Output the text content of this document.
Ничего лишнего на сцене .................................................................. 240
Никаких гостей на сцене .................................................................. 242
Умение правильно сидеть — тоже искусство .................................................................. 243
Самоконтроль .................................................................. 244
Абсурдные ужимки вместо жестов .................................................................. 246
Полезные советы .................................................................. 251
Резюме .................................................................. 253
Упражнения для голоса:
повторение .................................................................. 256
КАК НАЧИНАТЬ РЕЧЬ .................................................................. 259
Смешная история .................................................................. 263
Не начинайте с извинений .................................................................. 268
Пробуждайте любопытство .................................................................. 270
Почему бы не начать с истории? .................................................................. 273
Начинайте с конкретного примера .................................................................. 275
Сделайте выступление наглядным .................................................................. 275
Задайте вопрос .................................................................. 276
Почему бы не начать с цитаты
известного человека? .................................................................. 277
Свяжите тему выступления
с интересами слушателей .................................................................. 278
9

+++

Do this → Reproduce all the data word for word.

Answer to the task →
Output the text content of this document.
Ничего лишнего на сцене .................................................................. 240
Никаких гостей на сцене .................................................................. 242
Умение правильно сидеть — тоже искусство .................................................................. 243
Самоконтроль .................................................................. 244
Абсурдные ужимки вместо жестов .................................................................. 246
Полезные советы .................................................................. 251
Резюме .................................................................. 253
Упражнения для голоса:
повторение .................................................................. 256
КАК НАЧИНАТЬ РЕЧЬ .................................................................. 259
Смешная история .................................................................. 263
Не начинайте с извинений .................................................................. 268
Пробуждайте любопытство .................................................................. 270
Почему бы не начать с истории? .................................................................. 273
Начинайте с конкретного примера .................................................................. 275
Сделайте выступление наглядным .................................................................. 275
Задайте вопрос .................................................................. 276
Почему бы не начать с цитаты
известного человека? .................................................................. 277
Свяжите тему выступления
с интересами слушателей .................................................................. 278
9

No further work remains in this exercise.